===== MATERIAL SHOWN

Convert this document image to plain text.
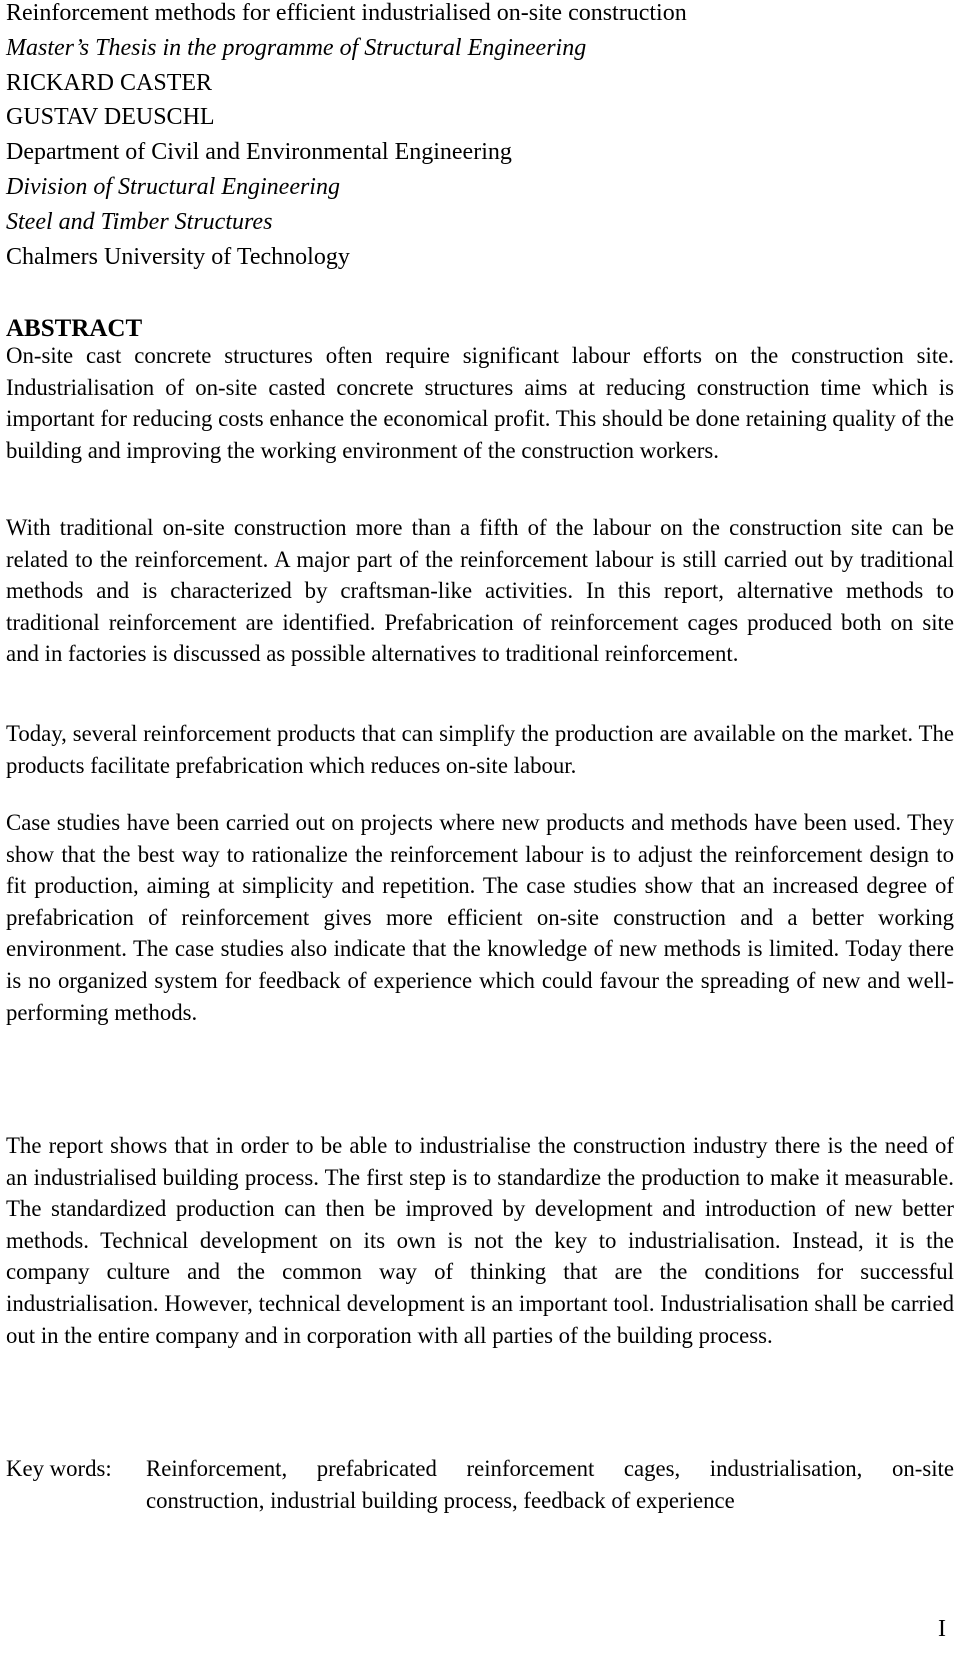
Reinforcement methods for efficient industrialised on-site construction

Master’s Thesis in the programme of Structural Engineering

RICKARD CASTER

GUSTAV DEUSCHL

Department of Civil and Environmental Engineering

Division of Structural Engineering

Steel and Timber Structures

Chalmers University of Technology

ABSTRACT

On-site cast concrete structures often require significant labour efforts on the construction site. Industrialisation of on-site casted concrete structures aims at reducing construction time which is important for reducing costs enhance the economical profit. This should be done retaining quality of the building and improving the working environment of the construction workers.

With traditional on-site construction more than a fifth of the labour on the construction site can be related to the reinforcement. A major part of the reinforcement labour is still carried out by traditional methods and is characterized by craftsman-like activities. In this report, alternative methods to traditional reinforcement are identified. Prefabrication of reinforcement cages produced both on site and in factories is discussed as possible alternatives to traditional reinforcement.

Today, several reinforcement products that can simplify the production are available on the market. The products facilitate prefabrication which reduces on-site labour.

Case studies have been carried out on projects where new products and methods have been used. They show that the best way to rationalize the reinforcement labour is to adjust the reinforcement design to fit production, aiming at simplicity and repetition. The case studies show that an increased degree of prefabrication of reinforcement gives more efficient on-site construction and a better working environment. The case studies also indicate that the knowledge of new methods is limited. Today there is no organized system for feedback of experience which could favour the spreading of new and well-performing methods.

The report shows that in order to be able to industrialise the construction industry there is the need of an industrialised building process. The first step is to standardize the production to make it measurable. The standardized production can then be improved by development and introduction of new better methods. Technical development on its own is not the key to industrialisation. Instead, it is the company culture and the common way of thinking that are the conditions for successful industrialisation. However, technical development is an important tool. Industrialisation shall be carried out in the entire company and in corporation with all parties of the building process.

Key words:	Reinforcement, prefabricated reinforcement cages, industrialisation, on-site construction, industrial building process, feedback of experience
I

==========

OBJECTIVE: Return all of the entries word for word, but omit the pictures.

OUTPUT OF THE EXERCISE:
Convert this document image to plain text.
Reinforcement methods for efficient industrialised on-site construction

Master’s Thesis in the programme of Structural Engineering

RICKARD CASTER

GUSTAV DEUSCHL

Department of Civil and Environmental Engineering

Division of Structural Engineering

Steel and Timber Structures

Chalmers University of Technology

ABSTRACT

On-site cast concrete structures often require significant labour efforts on the construction site. Industrialisation of on-site casted concrete structures aims at reducing construction time which is important for reducing costs enhance the economical profit. This should be done retaining quality of the building and improving the working environment of the construction workers.

With traditional on-site construction more than a fifth of the labour on the construction site can be related to the reinforcement. A major part of the reinforcement labour is still carried out by traditional methods and is characterized by craftsman-like activities. In this report, alternative methods to traditional reinforcement are identified. Prefabrication of reinforcement cages produced both on site and in factories is discussed as possible alternatives to traditional reinforcement.

Today, several reinforcement products that can simplify the production are available on the market. The products facilitate prefabrication which reduces on-site labour.

Case studies have been carried out on projects where new products and methods have been used. They show that the best way to rationalize the reinforcement labour is to adjust the reinforcement design to fit production, aiming at simplicity and repetition. The case studies show that an increased degree of prefabrication of reinforcement gives more efficient on-site construction and a better working environment. The case studies also indicate that the knowledge of new methods is limited. Today there is no organized system for feedback of experience which could favour the spreading of new and well-performing methods.

The report shows that in order to be able to industrialise the construction industry there is the need of an industrialised building process. The first step is to standardize the production to make it measurable. The standardized production can then be improved by development and introduction of new better methods. Technical development on its own is not the key to industrialisation. Instead, it is the company culture and the common way of thinking that are the conditions for successful industrialisation. However, technical development is an important tool. Industrialisation shall be carried out in the entire company and in corporation with all parties of the building process.

Key words:	Reinforcement, prefabricated reinforcement cages, industrialisation, on-site construction, industrial building process, feedback of experience
I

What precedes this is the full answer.